Supplied material |
━━━━━━━━━━━━━━━━━━━━━━━━━━━━━━
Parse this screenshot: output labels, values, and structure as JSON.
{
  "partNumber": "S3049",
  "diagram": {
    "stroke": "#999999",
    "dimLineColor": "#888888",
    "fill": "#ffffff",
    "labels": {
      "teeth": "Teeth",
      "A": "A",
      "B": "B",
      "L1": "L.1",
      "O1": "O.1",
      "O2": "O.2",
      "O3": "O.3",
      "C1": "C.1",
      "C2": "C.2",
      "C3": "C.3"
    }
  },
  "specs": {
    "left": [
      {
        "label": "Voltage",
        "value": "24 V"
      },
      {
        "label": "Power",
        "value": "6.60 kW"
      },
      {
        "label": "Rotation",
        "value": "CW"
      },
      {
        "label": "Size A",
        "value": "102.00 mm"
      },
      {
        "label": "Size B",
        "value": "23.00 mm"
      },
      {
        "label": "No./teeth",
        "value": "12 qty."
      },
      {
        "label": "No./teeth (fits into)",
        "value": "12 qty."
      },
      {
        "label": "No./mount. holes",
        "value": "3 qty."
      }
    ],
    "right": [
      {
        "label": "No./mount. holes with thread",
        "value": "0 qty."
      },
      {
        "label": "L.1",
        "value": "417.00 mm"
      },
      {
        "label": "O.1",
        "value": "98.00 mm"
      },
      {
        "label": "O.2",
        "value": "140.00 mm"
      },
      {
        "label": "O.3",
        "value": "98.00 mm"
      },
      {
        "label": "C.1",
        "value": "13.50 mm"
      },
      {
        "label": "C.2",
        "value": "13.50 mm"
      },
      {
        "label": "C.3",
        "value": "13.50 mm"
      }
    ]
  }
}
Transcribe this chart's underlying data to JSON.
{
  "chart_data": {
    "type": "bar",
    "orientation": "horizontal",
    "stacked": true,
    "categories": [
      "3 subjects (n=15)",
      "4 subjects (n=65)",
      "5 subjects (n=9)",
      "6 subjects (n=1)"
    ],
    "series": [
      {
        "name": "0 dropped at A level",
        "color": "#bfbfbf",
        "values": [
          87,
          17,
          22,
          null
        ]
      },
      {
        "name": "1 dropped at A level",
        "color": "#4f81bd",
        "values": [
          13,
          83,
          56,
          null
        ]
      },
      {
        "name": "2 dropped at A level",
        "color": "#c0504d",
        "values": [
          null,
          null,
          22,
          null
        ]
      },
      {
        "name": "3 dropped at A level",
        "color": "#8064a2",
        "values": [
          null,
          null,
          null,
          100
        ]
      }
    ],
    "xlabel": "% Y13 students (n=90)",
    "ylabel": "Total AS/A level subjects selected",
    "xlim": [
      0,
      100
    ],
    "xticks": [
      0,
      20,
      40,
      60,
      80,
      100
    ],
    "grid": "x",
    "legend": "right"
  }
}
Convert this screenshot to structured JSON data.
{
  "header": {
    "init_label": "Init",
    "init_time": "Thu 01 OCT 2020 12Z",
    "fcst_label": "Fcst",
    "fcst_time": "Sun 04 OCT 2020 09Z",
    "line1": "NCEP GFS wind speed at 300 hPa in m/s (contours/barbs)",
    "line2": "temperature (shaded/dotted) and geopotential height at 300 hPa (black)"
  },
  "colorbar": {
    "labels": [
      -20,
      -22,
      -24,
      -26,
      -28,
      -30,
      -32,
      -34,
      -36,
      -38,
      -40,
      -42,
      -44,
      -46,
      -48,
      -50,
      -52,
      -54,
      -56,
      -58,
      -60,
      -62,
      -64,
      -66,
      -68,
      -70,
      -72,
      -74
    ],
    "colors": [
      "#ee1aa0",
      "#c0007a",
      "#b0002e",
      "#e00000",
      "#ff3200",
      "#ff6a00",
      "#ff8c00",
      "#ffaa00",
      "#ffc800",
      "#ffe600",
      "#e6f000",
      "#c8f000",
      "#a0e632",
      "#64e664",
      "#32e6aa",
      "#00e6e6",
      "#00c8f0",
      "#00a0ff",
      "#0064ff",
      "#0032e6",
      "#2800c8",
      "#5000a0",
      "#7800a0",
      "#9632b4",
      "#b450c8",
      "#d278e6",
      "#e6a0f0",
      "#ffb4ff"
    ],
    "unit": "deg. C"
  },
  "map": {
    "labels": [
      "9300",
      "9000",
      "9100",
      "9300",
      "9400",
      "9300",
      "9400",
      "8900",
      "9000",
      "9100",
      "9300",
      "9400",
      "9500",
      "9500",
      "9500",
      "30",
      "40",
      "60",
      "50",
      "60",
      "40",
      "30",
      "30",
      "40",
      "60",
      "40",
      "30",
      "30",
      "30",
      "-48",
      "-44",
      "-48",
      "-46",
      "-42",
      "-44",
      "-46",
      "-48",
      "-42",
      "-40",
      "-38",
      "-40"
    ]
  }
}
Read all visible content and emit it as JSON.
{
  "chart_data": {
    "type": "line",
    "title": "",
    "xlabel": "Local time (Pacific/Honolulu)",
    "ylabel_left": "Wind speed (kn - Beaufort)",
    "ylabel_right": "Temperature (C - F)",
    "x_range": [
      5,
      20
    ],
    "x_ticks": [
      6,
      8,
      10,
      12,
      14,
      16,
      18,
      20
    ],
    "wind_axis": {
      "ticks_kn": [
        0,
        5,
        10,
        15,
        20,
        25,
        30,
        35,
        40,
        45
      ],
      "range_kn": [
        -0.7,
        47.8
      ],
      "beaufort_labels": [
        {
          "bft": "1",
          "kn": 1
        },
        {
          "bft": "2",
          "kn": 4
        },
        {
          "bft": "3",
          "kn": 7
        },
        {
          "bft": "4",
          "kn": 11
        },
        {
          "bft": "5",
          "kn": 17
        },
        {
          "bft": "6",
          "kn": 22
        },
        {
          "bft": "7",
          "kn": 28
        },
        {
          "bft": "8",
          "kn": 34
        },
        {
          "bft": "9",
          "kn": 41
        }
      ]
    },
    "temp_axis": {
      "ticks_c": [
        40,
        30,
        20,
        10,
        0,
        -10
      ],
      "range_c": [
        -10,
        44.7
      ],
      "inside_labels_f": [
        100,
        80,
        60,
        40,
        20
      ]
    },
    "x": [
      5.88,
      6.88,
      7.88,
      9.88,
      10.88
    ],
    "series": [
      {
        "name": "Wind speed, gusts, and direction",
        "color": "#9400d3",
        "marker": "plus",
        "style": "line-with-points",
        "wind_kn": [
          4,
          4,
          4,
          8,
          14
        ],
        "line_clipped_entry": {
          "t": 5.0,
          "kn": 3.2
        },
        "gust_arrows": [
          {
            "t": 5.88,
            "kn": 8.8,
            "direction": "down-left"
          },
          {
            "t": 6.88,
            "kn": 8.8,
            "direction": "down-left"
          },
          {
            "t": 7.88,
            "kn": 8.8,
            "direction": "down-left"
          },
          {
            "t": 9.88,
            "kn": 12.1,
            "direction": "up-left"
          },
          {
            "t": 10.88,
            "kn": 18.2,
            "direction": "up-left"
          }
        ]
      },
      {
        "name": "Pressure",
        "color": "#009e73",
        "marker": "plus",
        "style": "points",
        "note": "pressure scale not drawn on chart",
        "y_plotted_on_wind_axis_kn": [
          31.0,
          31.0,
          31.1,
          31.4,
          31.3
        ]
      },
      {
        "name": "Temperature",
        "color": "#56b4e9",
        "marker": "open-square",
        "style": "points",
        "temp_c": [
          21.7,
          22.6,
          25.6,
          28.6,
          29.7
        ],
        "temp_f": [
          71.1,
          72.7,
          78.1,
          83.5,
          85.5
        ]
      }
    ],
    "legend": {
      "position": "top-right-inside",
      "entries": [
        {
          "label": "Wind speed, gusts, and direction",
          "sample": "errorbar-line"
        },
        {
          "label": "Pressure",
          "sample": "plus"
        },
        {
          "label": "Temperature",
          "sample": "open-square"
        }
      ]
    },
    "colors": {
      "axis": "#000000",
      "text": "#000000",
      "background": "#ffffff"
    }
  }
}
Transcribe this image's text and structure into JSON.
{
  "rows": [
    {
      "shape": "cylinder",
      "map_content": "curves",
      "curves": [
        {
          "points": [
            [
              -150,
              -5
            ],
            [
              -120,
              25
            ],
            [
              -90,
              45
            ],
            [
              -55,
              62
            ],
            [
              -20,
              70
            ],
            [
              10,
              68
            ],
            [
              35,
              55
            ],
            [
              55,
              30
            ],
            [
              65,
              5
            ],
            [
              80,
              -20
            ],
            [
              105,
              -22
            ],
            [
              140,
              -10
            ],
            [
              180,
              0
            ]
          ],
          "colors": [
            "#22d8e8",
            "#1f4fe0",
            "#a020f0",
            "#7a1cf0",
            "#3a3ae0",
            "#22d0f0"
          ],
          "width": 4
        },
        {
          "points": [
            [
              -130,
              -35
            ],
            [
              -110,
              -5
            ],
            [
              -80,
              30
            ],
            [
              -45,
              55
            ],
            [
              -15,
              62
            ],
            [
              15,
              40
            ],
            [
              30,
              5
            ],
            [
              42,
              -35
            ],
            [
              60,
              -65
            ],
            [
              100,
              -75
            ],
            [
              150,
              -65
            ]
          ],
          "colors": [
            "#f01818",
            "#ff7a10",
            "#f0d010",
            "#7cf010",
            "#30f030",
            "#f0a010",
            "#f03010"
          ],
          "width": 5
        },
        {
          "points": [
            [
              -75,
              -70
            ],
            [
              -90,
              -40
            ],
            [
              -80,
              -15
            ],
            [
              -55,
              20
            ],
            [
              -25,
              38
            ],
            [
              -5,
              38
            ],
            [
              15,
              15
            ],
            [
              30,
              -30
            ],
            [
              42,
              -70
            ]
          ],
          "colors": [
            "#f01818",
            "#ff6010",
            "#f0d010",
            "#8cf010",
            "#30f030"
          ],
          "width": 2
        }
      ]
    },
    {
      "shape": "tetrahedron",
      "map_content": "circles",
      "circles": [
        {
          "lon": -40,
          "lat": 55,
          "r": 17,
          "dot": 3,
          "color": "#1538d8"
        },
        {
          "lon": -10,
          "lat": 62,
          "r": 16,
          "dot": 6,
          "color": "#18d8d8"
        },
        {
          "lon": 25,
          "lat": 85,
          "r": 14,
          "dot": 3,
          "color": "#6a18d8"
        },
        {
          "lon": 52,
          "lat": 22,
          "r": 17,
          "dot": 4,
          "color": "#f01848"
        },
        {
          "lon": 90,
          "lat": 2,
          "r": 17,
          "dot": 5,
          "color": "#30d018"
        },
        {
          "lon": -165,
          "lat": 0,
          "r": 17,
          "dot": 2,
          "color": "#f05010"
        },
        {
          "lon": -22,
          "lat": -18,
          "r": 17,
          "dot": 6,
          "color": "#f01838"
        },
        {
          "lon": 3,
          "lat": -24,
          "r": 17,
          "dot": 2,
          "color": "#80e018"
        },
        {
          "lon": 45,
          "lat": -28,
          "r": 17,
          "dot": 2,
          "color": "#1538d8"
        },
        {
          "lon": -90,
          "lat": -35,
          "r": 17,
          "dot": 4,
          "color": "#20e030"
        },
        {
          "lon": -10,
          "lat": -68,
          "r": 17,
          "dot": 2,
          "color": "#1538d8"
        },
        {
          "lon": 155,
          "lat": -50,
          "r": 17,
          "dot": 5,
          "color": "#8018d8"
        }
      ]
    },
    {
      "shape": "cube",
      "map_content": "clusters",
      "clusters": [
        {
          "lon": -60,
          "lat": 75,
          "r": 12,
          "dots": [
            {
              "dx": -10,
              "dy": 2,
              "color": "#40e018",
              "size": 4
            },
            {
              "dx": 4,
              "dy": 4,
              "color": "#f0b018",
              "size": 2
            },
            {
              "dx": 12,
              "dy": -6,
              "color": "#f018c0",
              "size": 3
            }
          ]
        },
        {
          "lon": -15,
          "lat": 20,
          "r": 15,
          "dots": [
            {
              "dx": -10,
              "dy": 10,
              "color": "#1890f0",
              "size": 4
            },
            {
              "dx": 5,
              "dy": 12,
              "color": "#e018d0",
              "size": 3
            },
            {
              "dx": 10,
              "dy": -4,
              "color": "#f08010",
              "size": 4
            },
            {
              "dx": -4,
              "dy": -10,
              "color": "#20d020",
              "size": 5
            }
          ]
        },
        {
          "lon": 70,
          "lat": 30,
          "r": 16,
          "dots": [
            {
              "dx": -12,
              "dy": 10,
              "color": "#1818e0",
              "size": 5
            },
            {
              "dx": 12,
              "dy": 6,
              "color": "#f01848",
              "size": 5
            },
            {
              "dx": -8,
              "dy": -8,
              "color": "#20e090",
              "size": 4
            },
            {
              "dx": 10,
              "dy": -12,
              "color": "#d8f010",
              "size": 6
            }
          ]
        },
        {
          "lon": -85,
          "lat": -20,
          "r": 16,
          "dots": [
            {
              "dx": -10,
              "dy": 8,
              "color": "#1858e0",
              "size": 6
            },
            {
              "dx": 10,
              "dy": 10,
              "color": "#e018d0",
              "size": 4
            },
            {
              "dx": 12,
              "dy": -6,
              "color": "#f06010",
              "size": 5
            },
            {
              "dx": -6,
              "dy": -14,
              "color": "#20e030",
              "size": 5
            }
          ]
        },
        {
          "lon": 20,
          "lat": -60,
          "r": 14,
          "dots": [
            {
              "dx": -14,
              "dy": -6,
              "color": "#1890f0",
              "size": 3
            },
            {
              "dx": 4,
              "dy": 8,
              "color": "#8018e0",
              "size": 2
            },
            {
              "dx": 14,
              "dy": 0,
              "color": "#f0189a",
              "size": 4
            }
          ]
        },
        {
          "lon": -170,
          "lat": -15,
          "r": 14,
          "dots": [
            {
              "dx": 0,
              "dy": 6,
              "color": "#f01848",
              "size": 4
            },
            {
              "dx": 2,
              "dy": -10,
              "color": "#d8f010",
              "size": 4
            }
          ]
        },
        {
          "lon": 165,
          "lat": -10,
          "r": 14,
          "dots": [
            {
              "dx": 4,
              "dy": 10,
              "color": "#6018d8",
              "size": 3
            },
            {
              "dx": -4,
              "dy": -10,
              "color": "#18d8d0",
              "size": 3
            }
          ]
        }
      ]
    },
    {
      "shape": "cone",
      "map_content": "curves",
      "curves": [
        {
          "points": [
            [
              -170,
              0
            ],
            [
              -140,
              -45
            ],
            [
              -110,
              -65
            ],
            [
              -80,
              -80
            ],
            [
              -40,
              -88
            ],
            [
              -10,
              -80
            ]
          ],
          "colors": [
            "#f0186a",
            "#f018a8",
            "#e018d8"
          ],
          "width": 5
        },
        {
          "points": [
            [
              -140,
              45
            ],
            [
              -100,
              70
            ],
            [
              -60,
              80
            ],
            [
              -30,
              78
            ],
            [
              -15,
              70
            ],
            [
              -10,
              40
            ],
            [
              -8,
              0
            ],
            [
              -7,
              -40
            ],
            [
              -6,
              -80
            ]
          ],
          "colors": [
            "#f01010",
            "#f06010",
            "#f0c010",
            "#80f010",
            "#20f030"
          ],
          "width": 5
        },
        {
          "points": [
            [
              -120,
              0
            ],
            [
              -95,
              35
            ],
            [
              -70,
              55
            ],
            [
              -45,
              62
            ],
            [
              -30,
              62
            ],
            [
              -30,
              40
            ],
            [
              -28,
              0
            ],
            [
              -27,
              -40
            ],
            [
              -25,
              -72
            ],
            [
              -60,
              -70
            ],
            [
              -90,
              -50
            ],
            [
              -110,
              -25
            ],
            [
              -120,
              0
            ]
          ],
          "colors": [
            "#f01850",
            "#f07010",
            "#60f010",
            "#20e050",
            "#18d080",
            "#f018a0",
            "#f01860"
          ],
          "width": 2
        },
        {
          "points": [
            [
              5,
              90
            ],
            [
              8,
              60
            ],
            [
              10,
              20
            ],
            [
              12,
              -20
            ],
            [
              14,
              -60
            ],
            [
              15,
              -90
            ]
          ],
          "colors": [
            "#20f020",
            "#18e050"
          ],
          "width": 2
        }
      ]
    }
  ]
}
━━━━━━━━━━━━━━━━━━━━━━━━━━━━━━
Task details | Look through the entries and work out how many lines have the word "speed" in them; reply with that number only.

Answer to this exercise | 4